**What the task requires**
Locate and copy all lines bearing the word "的取值范围".

--- START OF Data in this exercise ---

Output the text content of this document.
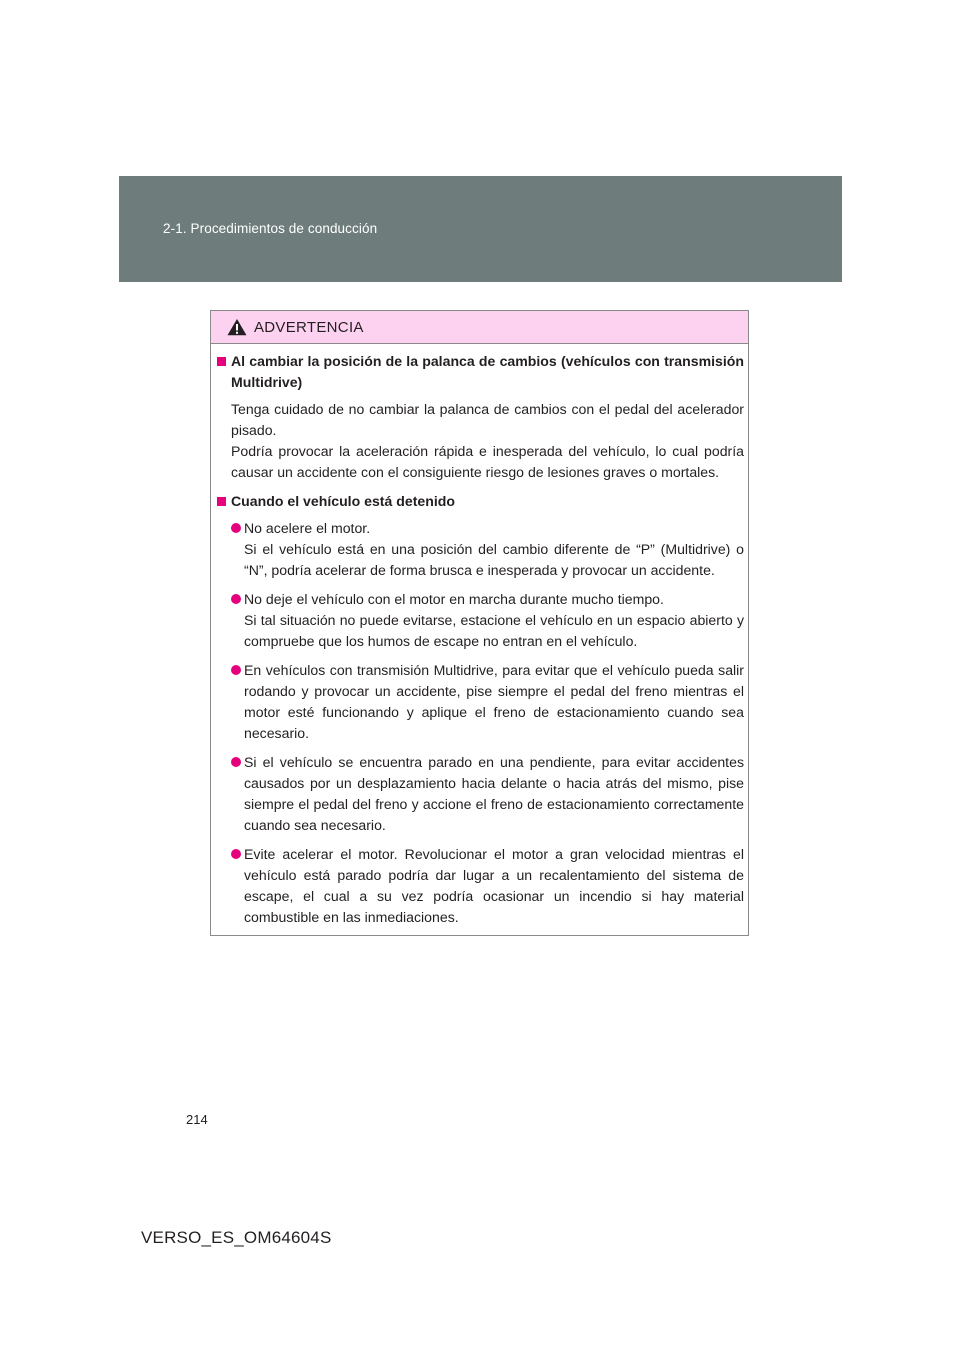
2-1. Procedimientos de conducción
ADVERTENCIA
Al cambiar la posición de la palanca de cambios (vehículos con transmisión Multidrive)
Tenga cuidado de no cambiar la palanca de cambios con el pedal del acelerador pisado.
Podría provocar la aceleración rápida e inesperada del vehículo, lo cual podría causar un accidente con el consiguiente riesgo de lesiones graves o mortales.
Cuando el vehículo está detenido
No acelere el motor.
Si el vehículo está en una posición del cambio diferente de “P” (Multidrive) o “N”, podría acelerar de forma brusca e inesperada y provocar un accidente.
No deje el vehículo con el motor en marcha durante mucho tiempo.
Si tal situación no puede evitarse, estacione el vehículo en un espacio abierto y compruebe que los humos de escape no entran en el vehículo.
En vehículos con transmisión Multidrive, para evitar que el vehículo pueda salir rodando y provocar un accidente, pise siempre el pedal del freno mientras el motor esté funcionando y aplique el freno de estacionamiento cuando sea necesario.
Si el vehículo se encuentra parado en una pendiente, para evitar accidentes causados por un desplazamiento hacia delante o hacia atrás del mismo, pise siempre el pedal del freno y accione el freno de estacionamiento correctamente cuando sea necesario.
Evite acelerar el motor. Revolucionar el motor a gran velocidad mientras el vehículo está parado podría dar lugar a un recalentamiento del sistema de escape, el cual a su vez podría ocasionar un incendio si hay material combustible en las inmediaciones.
214
VERSO_ES_OM64604S
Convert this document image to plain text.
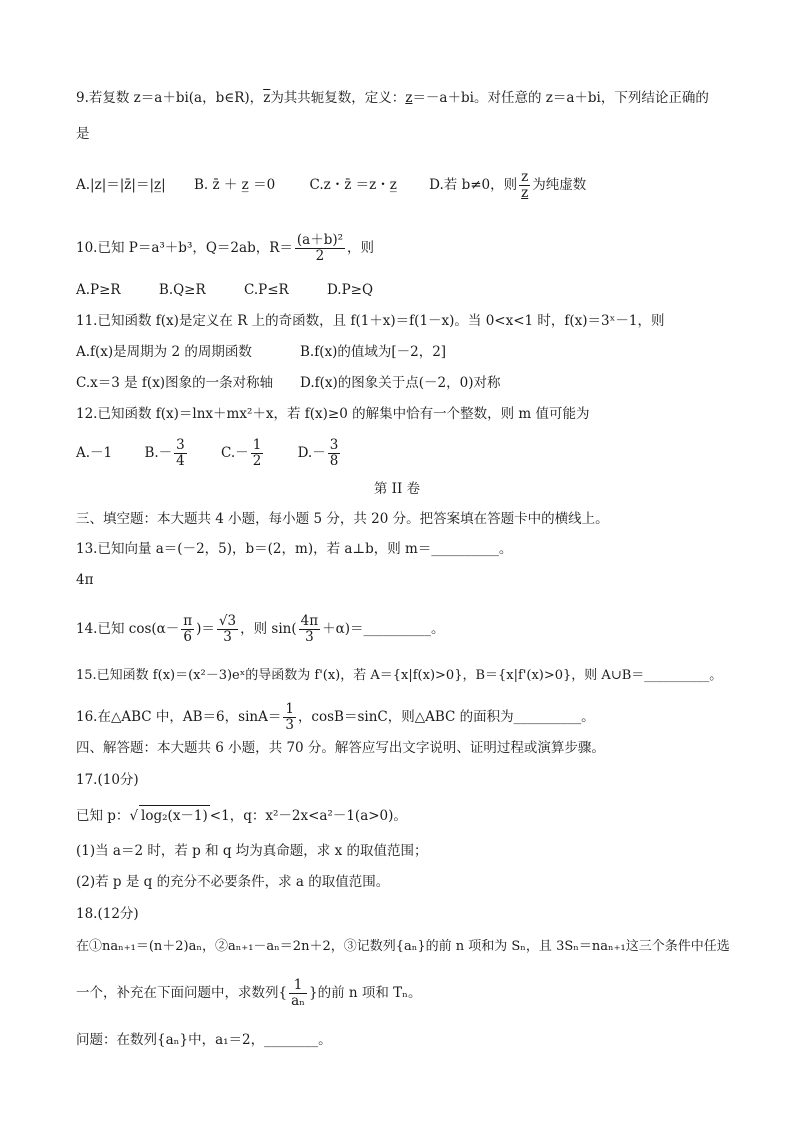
9.若复数 z＝a＋bi(a，b∈R)，$\overline{z}$为其共轭复数，定义：z＝－a＋bi。对任意的 z＝a＋bi，下列结论正确的
是
A.|z|＝|z̄|＝|z̲| B. z̄ ＋ z̲ ＝0	C.z・z̄ ＝z・z̲ D.若 b≠0，则 $\frac{z}{z}$ 为纯虚数
10.已知 P＝a³＋b³，Q＝2ab，$R= \frac{\text{(a＋b)²}}{2}$ ，则
A.P≥R	B.Q≥R	C.P≤R	D.P≥Q
11.已知函数 f(x)是定义在 R 上的奇函数，且 f(1＋x)＝f(1－x)。当 0<x<1 时，f(x)＝3ˣ－1，则
A.f(x)是周期为 2 的周期函数	B.f(x)的值域为[－2，2]
C.x＝3 是 f(x)图象的一条对称轴 D.f(x)的图象关于点(－2，0)对称
12.已知函数 f(x)＝lnx＋mx²＋x，若 f(x)≥0 的解集中恰有一个整数，则 m 值可能为
A.－1 $B.- \frac{3}{4}$	$C.- \frac{1}{2}$	$D.- \frac{3}{8}$
第 II 卷
三、填空题：本大题共 4 小题，每小题 5 分，共 20 分。把答案填在答题卡中的横线上。
13.已知向量 a＝(－2，5)，b＝(2，m)，若 a⊥b，则 m＝__________。
4π
14.已知 $\cos(\alpha- \frac{\pi}{6}$ )＝ $\frac{√3}{3}$ ，则 $\sin( \frac{4\pi}{3}$ ＋α)＝__________。
15.已知函数 f(x)＝(x²－3)eˣ的导函数为 f'(x)，若 A＝{x|f(x)>0}，B＝{x|f'(x)>0}，则 A∪B＝__________。
16.在△ABC 中，AB＝6，$\sin A= \frac{1}{3}$ ，cosB＝sinC，则△ABC 的面积为__________。
四、解答题：本大题共 6 小题，共 70 分。解答应写出文字说明、证明过程或演算步骤。
17.(10分)
已知 p：√ log₂(x－1) <1，q：x²－2x<a²－1(a>0)。
(1)当 a＝2 时，若 p 和 q 均为真命题，求 x 的取值范围；
(2)若 p 是 q 的充分不必要条件，求 a 的取值范围。
18.(12分)
在①naₙ₊₁＝(n＋2)aₙ，②aₙ₊₁－aₙ＝2n＋2，③记数列{aₙ}的前 n 项和为 Sₙ，且 3Sₙ＝naₙ₊₁这三个条件中任选
一个，补充在下面问题中，求数列{ $\frac{1}{\text{aₙ}}$ }的前 n 项和 Tₙ。
问题：在数列{aₙ}中，a₁＝2，________。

--- END OF Data in this exercise ---

**The solution**
(1)当 a＝2 时，若 p 和 q 均为真命题，求 x 的取值范围；
(2)若 p 是 q 的充分不必要条件，求 a 的取值范围。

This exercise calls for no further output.